Give the data below again exactly as it stands. Omit the pictures.

=== Dataset records ===

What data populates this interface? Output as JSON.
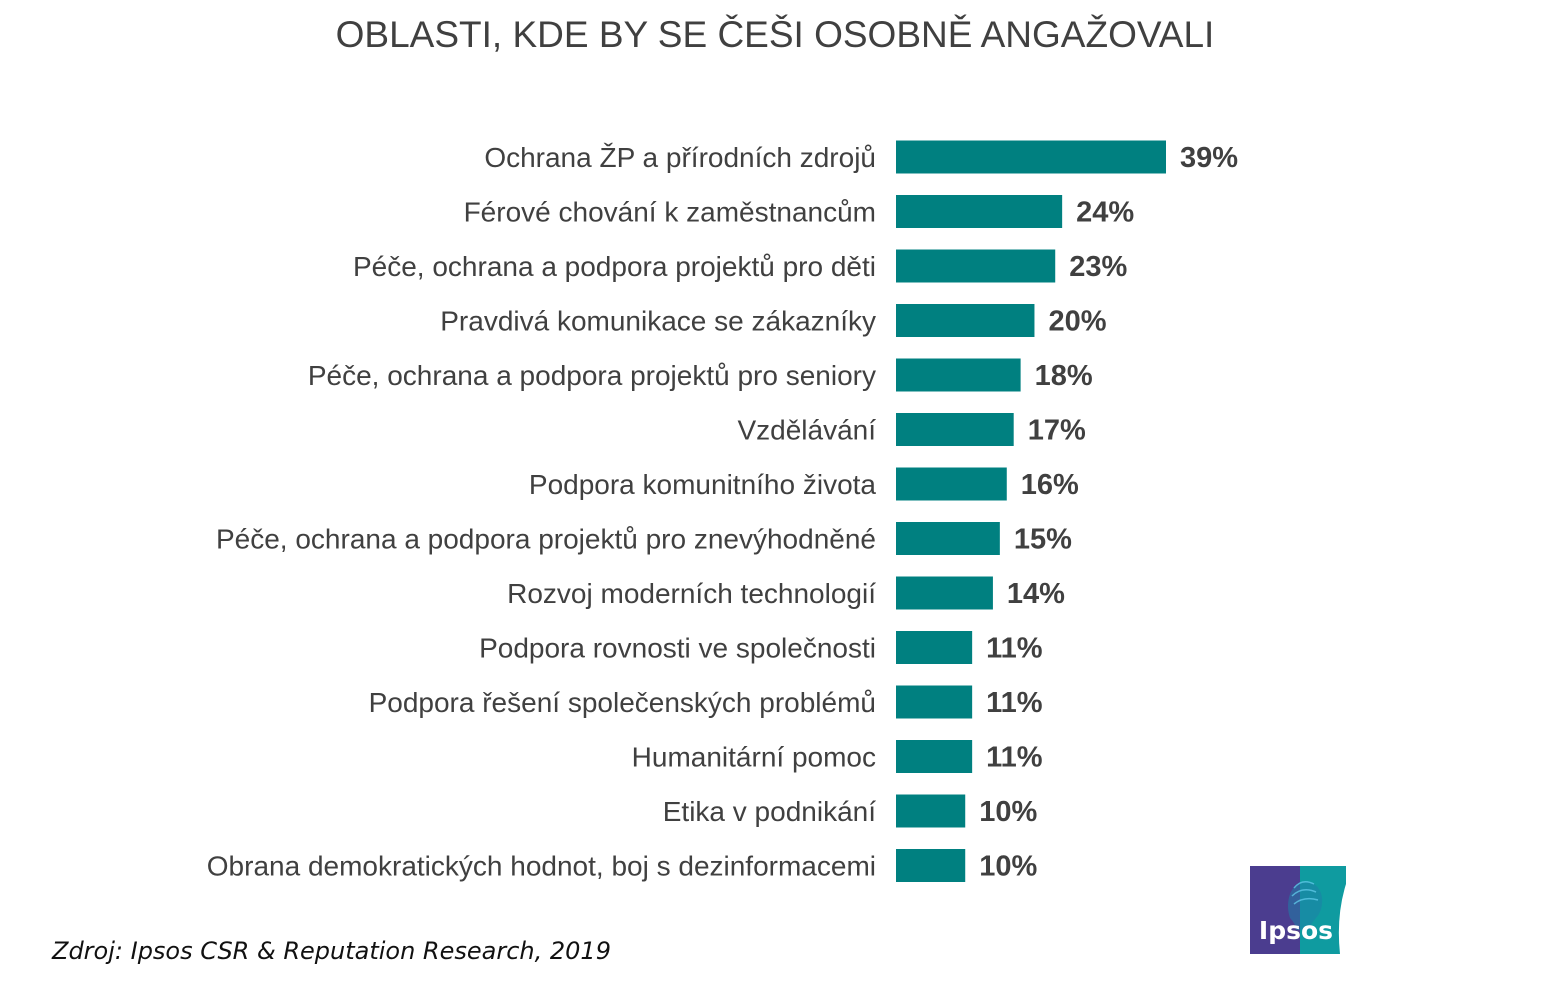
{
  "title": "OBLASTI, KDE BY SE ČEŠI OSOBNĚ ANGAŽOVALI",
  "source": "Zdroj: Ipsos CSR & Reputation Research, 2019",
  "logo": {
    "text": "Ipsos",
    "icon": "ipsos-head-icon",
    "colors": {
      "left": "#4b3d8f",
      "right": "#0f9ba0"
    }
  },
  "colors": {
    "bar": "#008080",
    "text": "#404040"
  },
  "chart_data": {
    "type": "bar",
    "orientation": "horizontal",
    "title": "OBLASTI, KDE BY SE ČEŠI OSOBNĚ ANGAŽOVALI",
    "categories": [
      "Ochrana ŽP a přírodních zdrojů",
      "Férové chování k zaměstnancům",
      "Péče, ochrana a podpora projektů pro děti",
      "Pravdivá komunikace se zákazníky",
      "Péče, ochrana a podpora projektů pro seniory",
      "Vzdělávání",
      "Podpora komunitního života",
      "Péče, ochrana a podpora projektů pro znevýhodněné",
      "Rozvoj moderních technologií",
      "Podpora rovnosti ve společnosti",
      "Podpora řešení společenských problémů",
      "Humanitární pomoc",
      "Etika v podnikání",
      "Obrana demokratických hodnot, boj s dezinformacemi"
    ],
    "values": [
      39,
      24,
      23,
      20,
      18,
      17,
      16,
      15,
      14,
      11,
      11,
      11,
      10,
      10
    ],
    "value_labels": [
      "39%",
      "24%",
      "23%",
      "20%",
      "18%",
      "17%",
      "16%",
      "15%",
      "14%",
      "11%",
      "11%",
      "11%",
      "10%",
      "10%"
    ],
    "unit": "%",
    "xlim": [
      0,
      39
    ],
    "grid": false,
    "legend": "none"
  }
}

===

Full output
What data populates this interface? Output as JSON.
{
  "title": "OBLASTI, KDE BY SE ČEŠI OSOBNĚ ANGAŽOVALI",
  "source": "Zdroj: Ipsos CSR & Reputation Research, 2019",
  "logo": {
    "text": "Ipsos",
    "icon": "ipsos-head-icon",
    "colors": {
      "left": "#4b3d8f",
      "right": "#0f9ba0"
    }
  },
  "colors": {
    "bar": "#008080",
    "text": "#404040"
  },
  "chart_data": {
    "type": "bar",
    "orientation": "horizontal",
    "title": "OBLASTI, KDE BY SE ČEŠI OSOBNĚ ANGAŽOVALI",
    "categories": [
      "Ochrana ŽP a přírodních zdrojů",
      "Férové chování k zaměstnancům",
      "Péče, ochrana a podpora projektů pro děti",
      "Pravdivá komunikace se zákazníky",
      "Péče, ochrana a podpora projektů pro seniory",
      "Vzdělávání",
      "Podpora komunitního života",
      "Péče, ochrana a podpora projektů pro znevýhodněné",
      "Rozvoj moderních technologií",
      "Podpora rovnosti ve společnosti",
      "Podpora řešení společenských problémů",
      "Humanitární pomoc",
      "Etika v podnikání",
      "Obrana demokratických hodnot, boj s dezinformacemi"
    ],
    "values": [
      39,
      24,
      23,
      20,
      18,
      17,
      16,
      15,
      14,
      11,
      11,
      11,
      10,
      10
    ],
    "value_labels": [
      "39%",
      "24%",
      "23%",
      "20%",
      "18%",
      "17%",
      "16%",
      "15%",
      "14%",
      "11%",
      "11%",
      "11%",
      "10%",
      "10%"
    ],
    "unit": "%",
    "xlim": [
      0,
      39
    ],
    "grid": false,
    "legend": "none"
  }
}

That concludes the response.